**AIM**
Search the listing below for "BBSW". Copy each matching line.

--- start ---

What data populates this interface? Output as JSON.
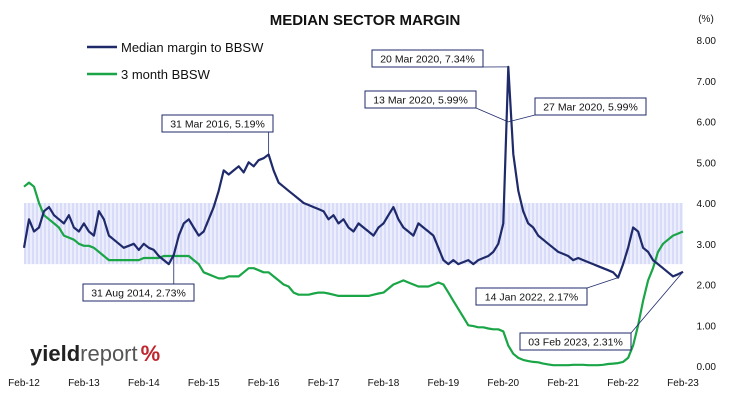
{
  "chart_data": {
    "type": "line",
    "title": "MEDIAN SECTOR MARGIN",
    "y_unit_label": "(%)",
    "ylim": [
      0,
      8
    ],
    "y_ticks": [
      "0.00",
      "1.00",
      "2.00",
      "3.00",
      "4.00",
      "5.00",
      "6.00",
      "7.00",
      "8.00"
    ],
    "x_ticks": [
      "Feb-12",
      "Feb-13",
      "Feb-14",
      "Feb-15",
      "Feb-16",
      "Feb-17",
      "Feb-18",
      "Feb-19",
      "Feb-20",
      "Feb-21",
      "Feb-22",
      "Feb-23"
    ],
    "x_range": [
      "2012-02",
      "2023-02"
    ],
    "grid": false,
    "legend_position": "top-left",
    "shaded_band": {
      "y_from": 2.5,
      "y_to": 4.0,
      "x_from": "2012-02",
      "x_to": "2023-02"
    },
    "series": [
      {
        "name": "Median margin to BBSW",
        "color": "#1f2a6b",
        "points": [
          [
            "2012-02",
            2.9
          ],
          [
            "2012-03",
            3.6
          ],
          [
            "2012-04",
            3.3
          ],
          [
            "2012-05",
            3.4
          ],
          [
            "2012-06",
            3.8
          ],
          [
            "2012-07",
            3.9
          ],
          [
            "2012-08",
            3.7
          ],
          [
            "2012-09",
            3.6
          ],
          [
            "2012-10",
            3.5
          ],
          [
            "2012-11",
            3.7
          ],
          [
            "2012-12",
            3.4
          ],
          [
            "2013-01",
            3.3
          ],
          [
            "2013-02",
            3.5
          ],
          [
            "2013-03",
            3.3
          ],
          [
            "2013-04",
            3.2
          ],
          [
            "2013-05",
            3.8
          ],
          [
            "2013-06",
            3.6
          ],
          [
            "2013-07",
            3.2
          ],
          [
            "2013-08",
            3.1
          ],
          [
            "2013-09",
            3.0
          ],
          [
            "2013-10",
            2.9
          ],
          [
            "2013-11",
            2.95
          ],
          [
            "2013-12",
            3.0
          ],
          [
            "2014-01",
            2.85
          ],
          [
            "2014-02",
            3.0
          ],
          [
            "2014-03",
            2.9
          ],
          [
            "2014-04",
            2.85
          ],
          [
            "2014-05",
            2.7
          ],
          [
            "2014-06",
            2.6
          ],
          [
            "2014-07",
            2.5
          ],
          [
            "2014-08",
            2.73
          ],
          [
            "2014-09",
            3.2
          ],
          [
            "2014-10",
            3.5
          ],
          [
            "2014-11",
            3.6
          ],
          [
            "2014-12",
            3.4
          ],
          [
            "2015-01",
            3.2
          ],
          [
            "2015-02",
            3.3
          ],
          [
            "2015-03",
            3.6
          ],
          [
            "2015-04",
            3.9
          ],
          [
            "2015-05",
            4.3
          ],
          [
            "2015-06",
            4.8
          ],
          [
            "2015-07",
            4.7
          ],
          [
            "2015-08",
            4.8
          ],
          [
            "2015-09",
            4.9
          ],
          [
            "2015-10",
            4.75
          ],
          [
            "2015-11",
            5.0
          ],
          [
            "2015-12",
            4.9
          ],
          [
            "2016-01",
            5.05
          ],
          [
            "2016-02",
            5.1
          ],
          [
            "2016-03",
            5.19
          ],
          [
            "2016-04",
            4.8
          ],
          [
            "2016-05",
            4.5
          ],
          [
            "2016-06",
            4.4
          ],
          [
            "2016-07",
            4.3
          ],
          [
            "2016-08",
            4.2
          ],
          [
            "2016-09",
            4.1
          ],
          [
            "2016-10",
            4.0
          ],
          [
            "2016-11",
            3.95
          ],
          [
            "2016-12",
            3.9
          ],
          [
            "2017-01",
            3.85
          ],
          [
            "2017-02",
            3.8
          ],
          [
            "2017-03",
            3.6
          ],
          [
            "2017-04",
            3.7
          ],
          [
            "2017-05",
            3.5
          ],
          [
            "2017-06",
            3.6
          ],
          [
            "2017-07",
            3.4
          ],
          [
            "2017-08",
            3.3
          ],
          [
            "2017-09",
            3.5
          ],
          [
            "2017-10",
            3.4
          ],
          [
            "2017-11",
            3.3
          ],
          [
            "2017-12",
            3.2
          ],
          [
            "2018-01",
            3.4
          ],
          [
            "2018-02",
            3.5
          ],
          [
            "2018-03",
            3.7
          ],
          [
            "2018-04",
            3.9
          ],
          [
            "2018-05",
            3.6
          ],
          [
            "2018-06",
            3.4
          ],
          [
            "2018-07",
            3.3
          ],
          [
            "2018-08",
            3.2
          ],
          [
            "2018-09",
            3.5
          ],
          [
            "2018-10",
            3.4
          ],
          [
            "2018-11",
            3.3
          ],
          [
            "2018-12",
            3.2
          ],
          [
            "2019-01",
            2.9
          ],
          [
            "2019-02",
            2.6
          ],
          [
            "2019-03",
            2.5
          ],
          [
            "2019-04",
            2.6
          ],
          [
            "2019-05",
            2.5
          ],
          [
            "2019-06",
            2.55
          ],
          [
            "2019-07",
            2.6
          ],
          [
            "2019-08",
            2.5
          ],
          [
            "2019-09",
            2.6
          ],
          [
            "2019-10",
            2.65
          ],
          [
            "2019-11",
            2.7
          ],
          [
            "2019-12",
            2.8
          ],
          [
            "2020-01",
            3.0
          ],
          [
            "2020-02",
            3.5
          ],
          [
            "2020-03",
            7.34
          ],
          [
            "2020-04",
            5.2
          ],
          [
            "2020-05",
            4.3
          ],
          [
            "2020-06",
            3.8
          ],
          [
            "2020-07",
            3.5
          ],
          [
            "2020-08",
            3.4
          ],
          [
            "2020-09",
            3.2
          ],
          [
            "2020-10",
            3.1
          ],
          [
            "2020-11",
            3.0
          ],
          [
            "2020-12",
            2.9
          ],
          [
            "2021-01",
            2.8
          ],
          [
            "2021-02",
            2.75
          ],
          [
            "2021-03",
            2.7
          ],
          [
            "2021-04",
            2.6
          ],
          [
            "2021-05",
            2.65
          ],
          [
            "2021-06",
            2.6
          ],
          [
            "2021-07",
            2.55
          ],
          [
            "2021-08",
            2.5
          ],
          [
            "2021-09",
            2.45
          ],
          [
            "2021-10",
            2.4
          ],
          [
            "2021-11",
            2.35
          ],
          [
            "2021-12",
            2.3
          ],
          [
            "2022-01",
            2.17
          ],
          [
            "2022-02",
            2.5
          ],
          [
            "2022-03",
            2.9
          ],
          [
            "2022-04",
            3.4
          ],
          [
            "2022-05",
            3.3
          ],
          [
            "2022-06",
            2.9
          ],
          [
            "2022-07",
            2.8
          ],
          [
            "2022-08",
            2.6
          ],
          [
            "2022-09",
            2.5
          ],
          [
            "2022-10",
            2.4
          ],
          [
            "2022-11",
            2.3
          ],
          [
            "2022-12",
            2.2
          ],
          [
            "2023-01",
            2.25
          ],
          [
            "2023-02",
            2.31
          ]
        ]
      },
      {
        "name": "3 month BBSW",
        "color": "#1aa547",
        "points": [
          [
            "2012-02",
            4.4
          ],
          [
            "2012-03",
            4.5
          ],
          [
            "2012-04",
            4.4
          ],
          [
            "2012-05",
            4.0
          ],
          [
            "2012-06",
            3.7
          ],
          [
            "2012-07",
            3.6
          ],
          [
            "2012-08",
            3.5
          ],
          [
            "2012-09",
            3.4
          ],
          [
            "2012-10",
            3.2
          ],
          [
            "2012-11",
            3.15
          ],
          [
            "2012-12",
            3.1
          ],
          [
            "2013-01",
            3.0
          ],
          [
            "2013-02",
            2.95
          ],
          [
            "2013-03",
            2.95
          ],
          [
            "2013-04",
            2.9
          ],
          [
            "2013-05",
            2.8
          ],
          [
            "2013-06",
            2.7
          ],
          [
            "2013-07",
            2.6
          ],
          [
            "2013-08",
            2.6
          ],
          [
            "2013-09",
            2.6
          ],
          [
            "2013-10",
            2.6
          ],
          [
            "2013-11",
            2.6
          ],
          [
            "2013-12",
            2.6
          ],
          [
            "2014-01",
            2.6
          ],
          [
            "2014-02",
            2.65
          ],
          [
            "2014-03",
            2.65
          ],
          [
            "2014-04",
            2.65
          ],
          [
            "2014-05",
            2.65
          ],
          [
            "2014-06",
            2.7
          ],
          [
            "2014-07",
            2.7
          ],
          [
            "2014-08",
            2.7
          ],
          [
            "2014-09",
            2.7
          ],
          [
            "2014-10",
            2.7
          ],
          [
            "2014-11",
            2.7
          ],
          [
            "2014-12",
            2.6
          ],
          [
            "2015-01",
            2.5
          ],
          [
            "2015-02",
            2.3
          ],
          [
            "2015-03",
            2.25
          ],
          [
            "2015-04",
            2.2
          ],
          [
            "2015-05",
            2.15
          ],
          [
            "2015-06",
            2.15
          ],
          [
            "2015-07",
            2.2
          ],
          [
            "2015-08",
            2.2
          ],
          [
            "2015-09",
            2.2
          ],
          [
            "2015-10",
            2.3
          ],
          [
            "2015-11",
            2.4
          ],
          [
            "2015-12",
            2.4
          ],
          [
            "2016-01",
            2.35
          ],
          [
            "2016-02",
            2.3
          ],
          [
            "2016-03",
            2.3
          ],
          [
            "2016-04",
            2.2
          ],
          [
            "2016-05",
            2.1
          ],
          [
            "2016-06",
            2.0
          ],
          [
            "2016-07",
            1.95
          ],
          [
            "2016-08",
            1.8
          ],
          [
            "2016-09",
            1.75
          ],
          [
            "2016-10",
            1.75
          ],
          [
            "2016-11",
            1.75
          ],
          [
            "2016-12",
            1.78
          ],
          [
            "2017-01",
            1.8
          ],
          [
            "2017-02",
            1.8
          ],
          [
            "2017-03",
            1.78
          ],
          [
            "2017-04",
            1.75
          ],
          [
            "2017-05",
            1.72
          ],
          [
            "2017-06",
            1.72
          ],
          [
            "2017-07",
            1.72
          ],
          [
            "2017-08",
            1.72
          ],
          [
            "2017-09",
            1.72
          ],
          [
            "2017-10",
            1.72
          ],
          [
            "2017-11",
            1.72
          ],
          [
            "2017-12",
            1.75
          ],
          [
            "2018-01",
            1.78
          ],
          [
            "2018-02",
            1.8
          ],
          [
            "2018-03",
            1.9
          ],
          [
            "2018-04",
            2.0
          ],
          [
            "2018-05",
            2.05
          ],
          [
            "2018-06",
            2.1
          ],
          [
            "2018-07",
            2.05
          ],
          [
            "2018-08",
            2.0
          ],
          [
            "2018-09",
            1.95
          ],
          [
            "2018-10",
            1.95
          ],
          [
            "2018-11",
            1.95
          ],
          [
            "2018-12",
            2.0
          ],
          [
            "2019-01",
            2.05
          ],
          [
            "2019-02",
            2.0
          ],
          [
            "2019-03",
            1.8
          ],
          [
            "2019-04",
            1.6
          ],
          [
            "2019-05",
            1.4
          ],
          [
            "2019-06",
            1.2
          ],
          [
            "2019-07",
            1.0
          ],
          [
            "2019-08",
            0.98
          ],
          [
            "2019-09",
            0.95
          ],
          [
            "2019-10",
            0.95
          ],
          [
            "2019-11",
            0.92
          ],
          [
            "2019-12",
            0.9
          ],
          [
            "2020-01",
            0.9
          ],
          [
            "2020-02",
            0.85
          ],
          [
            "2020-03",
            0.5
          ],
          [
            "2020-04",
            0.3
          ],
          [
            "2020-05",
            0.2
          ],
          [
            "2020-06",
            0.15
          ],
          [
            "2020-07",
            0.12
          ],
          [
            "2020-08",
            0.1
          ],
          [
            "2020-09",
            0.09
          ],
          [
            "2020-10",
            0.06
          ],
          [
            "2020-11",
            0.04
          ],
          [
            "2020-12",
            0.02
          ],
          [
            "2021-01",
            0.02
          ],
          [
            "2021-02",
            0.02
          ],
          [
            "2021-03",
            0.02
          ],
          [
            "2021-04",
            0.03
          ],
          [
            "2021-05",
            0.03
          ],
          [
            "2021-06",
            0.03
          ],
          [
            "2021-07",
            0.02
          ],
          [
            "2021-08",
            0.02
          ],
          [
            "2021-09",
            0.02
          ],
          [
            "2021-10",
            0.03
          ],
          [
            "2021-11",
            0.05
          ],
          [
            "2021-12",
            0.06
          ],
          [
            "2022-01",
            0.07
          ],
          [
            "2022-02",
            0.1
          ],
          [
            "2022-03",
            0.2
          ],
          [
            "2022-04",
            0.5
          ],
          [
            "2022-05",
            1.0
          ],
          [
            "2022-06",
            1.6
          ],
          [
            "2022-07",
            2.1
          ],
          [
            "2022-08",
            2.4
          ],
          [
            "2022-09",
            2.8
          ],
          [
            "2022-10",
            3.0
          ],
          [
            "2022-11",
            3.1
          ],
          [
            "2022-12",
            3.2
          ],
          [
            "2023-01",
            3.25
          ],
          [
            "2023-02",
            3.3
          ]
        ]
      }
    ],
    "annotations": [
      {
        "label": "31 Aug 2014,  2.73%",
        "x": "2014-08",
        "y": 2.73
      },
      {
        "label": "31 Mar 2016,  5.19%",
        "x": "2016-03",
        "y": 5.19
      },
      {
        "label": "20 Mar 2020,  7.34%",
        "x": "2020-03",
        "y": 7.34
      },
      {
        "label": "13 Mar 2020,  5.99%",
        "x": "2020-03",
        "y": 5.99
      },
      {
        "label": "27 Mar 2020,  5.99%",
        "x": "2020-03",
        "y": 5.99
      },
      {
        "label": "14 Jan 2022,  2.17%",
        "x": "2022-01",
        "y": 2.17
      },
      {
        "label": "03 Feb 2023,  2.31%",
        "x": "2023-02",
        "y": 2.31
      }
    ]
  },
  "logo": {
    "part1": "yield",
    "part2": "report",
    "mark": "%"
  }
}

--- end ---

**ANSWER TO THE PROBLEM**
        "name": "Median margin to BBSW",
        "name": "3 month BBSW",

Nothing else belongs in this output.